_Exercise goal_: Repeat every record below exactly as it appears.

/---

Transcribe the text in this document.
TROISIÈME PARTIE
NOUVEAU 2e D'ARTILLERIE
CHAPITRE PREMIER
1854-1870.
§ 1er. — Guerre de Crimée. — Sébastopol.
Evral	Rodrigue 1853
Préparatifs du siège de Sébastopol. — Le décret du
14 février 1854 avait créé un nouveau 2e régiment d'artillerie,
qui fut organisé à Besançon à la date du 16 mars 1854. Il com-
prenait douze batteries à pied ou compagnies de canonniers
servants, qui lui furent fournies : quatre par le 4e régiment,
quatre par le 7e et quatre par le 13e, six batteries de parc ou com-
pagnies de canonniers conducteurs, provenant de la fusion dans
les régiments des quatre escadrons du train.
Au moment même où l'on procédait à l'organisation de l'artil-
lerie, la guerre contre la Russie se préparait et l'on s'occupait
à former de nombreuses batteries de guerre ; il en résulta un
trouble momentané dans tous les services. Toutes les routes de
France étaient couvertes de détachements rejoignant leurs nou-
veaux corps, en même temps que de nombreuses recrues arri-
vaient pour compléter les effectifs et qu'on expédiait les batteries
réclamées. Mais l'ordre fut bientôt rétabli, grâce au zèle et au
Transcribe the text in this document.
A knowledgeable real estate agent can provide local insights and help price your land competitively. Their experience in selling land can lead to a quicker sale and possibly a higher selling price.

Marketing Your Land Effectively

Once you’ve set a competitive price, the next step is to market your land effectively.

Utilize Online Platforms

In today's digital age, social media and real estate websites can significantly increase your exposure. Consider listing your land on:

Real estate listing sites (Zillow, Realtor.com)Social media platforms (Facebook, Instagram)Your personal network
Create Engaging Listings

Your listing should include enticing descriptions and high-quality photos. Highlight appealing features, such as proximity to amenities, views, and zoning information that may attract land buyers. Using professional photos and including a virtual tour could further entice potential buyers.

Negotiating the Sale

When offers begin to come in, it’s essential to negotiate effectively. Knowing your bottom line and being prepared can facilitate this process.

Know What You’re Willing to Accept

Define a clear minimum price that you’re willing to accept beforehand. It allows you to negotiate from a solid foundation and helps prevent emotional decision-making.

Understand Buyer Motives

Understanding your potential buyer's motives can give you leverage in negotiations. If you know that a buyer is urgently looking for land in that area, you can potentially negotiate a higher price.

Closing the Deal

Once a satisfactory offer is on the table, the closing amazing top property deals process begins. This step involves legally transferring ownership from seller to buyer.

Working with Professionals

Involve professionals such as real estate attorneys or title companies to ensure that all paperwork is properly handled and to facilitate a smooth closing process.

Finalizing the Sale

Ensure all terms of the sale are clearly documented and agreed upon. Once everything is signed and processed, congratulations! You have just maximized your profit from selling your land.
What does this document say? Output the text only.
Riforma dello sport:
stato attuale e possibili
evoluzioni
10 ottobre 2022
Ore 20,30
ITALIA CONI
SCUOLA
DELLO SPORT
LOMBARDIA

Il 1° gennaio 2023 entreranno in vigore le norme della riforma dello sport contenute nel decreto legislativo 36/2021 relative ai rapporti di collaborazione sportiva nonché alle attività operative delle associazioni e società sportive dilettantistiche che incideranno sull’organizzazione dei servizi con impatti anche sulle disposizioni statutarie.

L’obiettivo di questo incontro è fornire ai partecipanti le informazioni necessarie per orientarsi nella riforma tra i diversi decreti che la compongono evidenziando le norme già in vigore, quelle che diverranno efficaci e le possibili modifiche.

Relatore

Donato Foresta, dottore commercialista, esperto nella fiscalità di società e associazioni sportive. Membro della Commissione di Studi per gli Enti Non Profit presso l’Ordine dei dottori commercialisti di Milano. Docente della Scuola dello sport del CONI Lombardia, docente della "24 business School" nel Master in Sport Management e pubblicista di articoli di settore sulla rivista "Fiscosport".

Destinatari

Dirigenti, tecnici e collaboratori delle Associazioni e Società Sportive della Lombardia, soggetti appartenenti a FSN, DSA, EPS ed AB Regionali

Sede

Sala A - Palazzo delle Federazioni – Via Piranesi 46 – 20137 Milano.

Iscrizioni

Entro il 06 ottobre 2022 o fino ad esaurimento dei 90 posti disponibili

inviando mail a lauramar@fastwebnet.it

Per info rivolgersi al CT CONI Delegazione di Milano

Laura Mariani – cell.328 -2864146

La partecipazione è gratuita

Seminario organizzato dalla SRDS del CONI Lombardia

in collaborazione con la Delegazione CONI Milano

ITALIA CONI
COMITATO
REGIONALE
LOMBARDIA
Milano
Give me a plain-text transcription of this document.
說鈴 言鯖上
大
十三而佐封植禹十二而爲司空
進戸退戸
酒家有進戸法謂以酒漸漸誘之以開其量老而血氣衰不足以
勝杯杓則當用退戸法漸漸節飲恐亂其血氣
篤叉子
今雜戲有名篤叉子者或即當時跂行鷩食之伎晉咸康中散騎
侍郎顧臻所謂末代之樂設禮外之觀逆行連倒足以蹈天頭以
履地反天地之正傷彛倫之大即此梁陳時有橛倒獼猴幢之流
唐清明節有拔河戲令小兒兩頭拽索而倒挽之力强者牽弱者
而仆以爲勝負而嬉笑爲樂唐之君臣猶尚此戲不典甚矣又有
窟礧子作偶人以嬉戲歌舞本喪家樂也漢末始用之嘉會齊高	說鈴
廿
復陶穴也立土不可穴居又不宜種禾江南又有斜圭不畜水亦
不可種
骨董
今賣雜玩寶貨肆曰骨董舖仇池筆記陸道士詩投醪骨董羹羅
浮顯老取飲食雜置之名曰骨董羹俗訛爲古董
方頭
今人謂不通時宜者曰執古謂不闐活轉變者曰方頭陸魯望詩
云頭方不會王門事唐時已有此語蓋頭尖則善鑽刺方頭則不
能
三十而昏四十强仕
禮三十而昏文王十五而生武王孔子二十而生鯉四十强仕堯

\---

_Task result_:
Transcribe the text in this document.
TROISIÈME PARTIE
NOUVEAU 2e D'ARTILLERIE
CHAPITRE PREMIER
1854-1870.
§ 1er. — Guerre de Crimée. — Sébastopol.
Evral	Rodrigue 1853
Préparatifs du siège de Sébastopol. — Le décret du
14 février 1854 avait créé un nouveau 2e régiment d'artillerie,
qui fut organisé à Besançon à la date du 16 mars 1854. Il com-
prenait douze batteries à pied ou compagnies de canonniers
servants, qui lui furent fournies : quatre par le 4e régiment,
quatre par le 7e et quatre par le 13e, six batteries de parc ou com-
pagnies de canonniers conducteurs, provenant de la fusion dans
les régiments des quatre escadrons du train.
Au moment même où l'on procédait à l'organisation de l'artil-
lerie, la guerre contre la Russie se préparait et l'on s'occupait
à former de nombreuses batteries de guerre ; il en résulta un
trouble momentané dans tous les services. Toutes les routes de
France étaient couvertes de détachements rejoignant leurs nou-
veaux corps, en même temps que de nombreuses recrues arri-
vaient pour compléter les effectifs et qu'on expédiait les batteries
réclamées. Mais l'ordre fut bientôt rétabli, grâce au zèle et au
Transcribe the text in this document.
A knowledgeable real estate agent can provide local insights and help price your land competitively. Their experience in selling land can lead to a quicker sale and possibly a higher selling price.

Marketing Your Land Effectively

Once you’ve set a competitive price, the next step is to market your land effectively.

Utilize Online Platforms

In today's digital age, social media and real estate websites can significantly increase your exposure. Consider listing your land on:

Real estate listing sites (Zillow, Realtor.com)Social media platforms (Facebook, Instagram)Your personal network
Create Engaging Listings

Your listing should include enticing descriptions and high-quality photos. Highlight appealing features, such as proximity to amenities, views, and zoning information that may attract land buyers. Using professional photos and including a virtual tour could further entice potential buyers.

Negotiating the Sale

When offers begin to come in, it’s essential to negotiate effectively. Knowing your bottom line and being prepared can facilitate this process.

Know What You’re Willing to Accept

Define a clear minimum price that you’re willing to accept beforehand. It allows you to negotiate from a solid foundation and helps prevent emotional decision-making.

Understand Buyer Motives

Understanding your potential buyer's motives can give you leverage in negotiations. If you know that a buyer is urgently looking for land in that area, you can potentially negotiate a higher price.

Closing the Deal

Once a satisfactory offer is on the table, the closing amazing top property deals process begins. This step involves legally transferring ownership from seller to buyer.

Working with Professionals

Involve professionals such as real estate attorneys or title companies to ensure that all paperwork is properly handled and to facilitate a smooth closing process.

Finalizing the Sale

Ensure all terms of the sale are clearly documented and agreed upon. Once everything is signed and processed, congratulations! You have just maximized your profit from selling your land.
What does this document say? Output the text only.
Riforma dello sport:
stato attuale e possibili
evoluzioni
10 ottobre 2022
Ore 20,30
ITALIA CONI
SCUOLA
DELLO SPORT
LOMBARDIA

Il 1° gennaio 2023 entreranno in vigore le norme della riforma dello sport contenute nel decreto legislativo 36/2021 relative ai rapporti di collaborazione sportiva nonché alle attività operative delle associazioni e società sportive dilettantistiche che incideranno sull’organizzazione dei servizi con impatti anche sulle disposizioni statutarie.

L’obiettivo di questo incontro è fornire ai partecipanti le informazioni necessarie per orientarsi nella riforma tra i diversi decreti che la compongono evidenziando le norme già in vigore, quelle che diverranno efficaci e le possibili modifiche.

Relatore

Donato Foresta, dottore commercialista, esperto nella fiscalità di società e associazioni sportive. Membro della Commissione di Studi per gli Enti Non Profit presso l’Ordine dei dottori commercialisti di Milano. Docente della Scuola dello sport del CONI Lombardia, docente della "24 business School" nel Master in Sport Management e pubblicista di articoli di settore sulla rivista "Fiscosport".

Destinatari

Dirigenti, tecnici e collaboratori delle Associazioni e Società Sportive della Lombardia, soggetti appartenenti a FSN, DSA, EPS ed AB Regionali

Sede

Sala A - Palazzo delle Federazioni – Via Piranesi 46 – 20137 Milano.

Iscrizioni

Entro il 06 ottobre 2022 o fino ad esaurimento dei 90 posti disponibili

inviando mail a lauramar@fastwebnet.it

Per info rivolgersi al CT CONI Delegazione di Milano

Laura Mariani – cell.328 -2864146

La partecipazione è gratuita

Seminario organizzato dalla SRDS del CONI Lombardia

in collaborazione con la Delegazione CONI Milano

ITALIA CONI
COMITATO
REGIONALE
LOMBARDIA
Milano
Give me a plain-text transcription of this document.
說鈴 言鯖上
大
十三而佐封植禹十二而爲司空
進戸退戸
酒家有進戸法謂以酒漸漸誘之以開其量老而血氣衰不足以
勝杯杓則當用退戸法漸漸節飲恐亂其血氣
篤叉子
今雜戲有名篤叉子者或即當時跂行鷩食之伎晉咸康中散騎
侍郎顧臻所謂末代之樂設禮外之觀逆行連倒足以蹈天頭以
履地反天地之正傷彛倫之大即此梁陳時有橛倒獼猴幢之流
唐清明節有拔河戲令小兒兩頭拽索而倒挽之力强者牽弱者
而仆以爲勝負而嬉笑爲樂唐之君臣猶尚此戲不典甚矣又有
窟礧子作偶人以嬉戲歌舞本喪家樂也漢末始用之嘉會齊高	說鈴
廿
復陶穴也立土不可穴居又不宜種禾江南又有斜圭不畜水亦
不可種
骨董
今賣雜玩寶貨肆曰骨董舖仇池筆記陸道士詩投醪骨董羹羅
浮顯老取飲食雜置之名曰骨董羹俗訛爲古董
方頭
今人謂不通時宜者曰執古謂不闐活轉變者曰方頭陸魯望詩
云頭方不會王門事唐時已有此語蓋頭尖則善鑽刺方頭則不
能
三十而昏四十强仕
禮三十而昏文王十五而生武王孔子二十而生鯉四十强仕堯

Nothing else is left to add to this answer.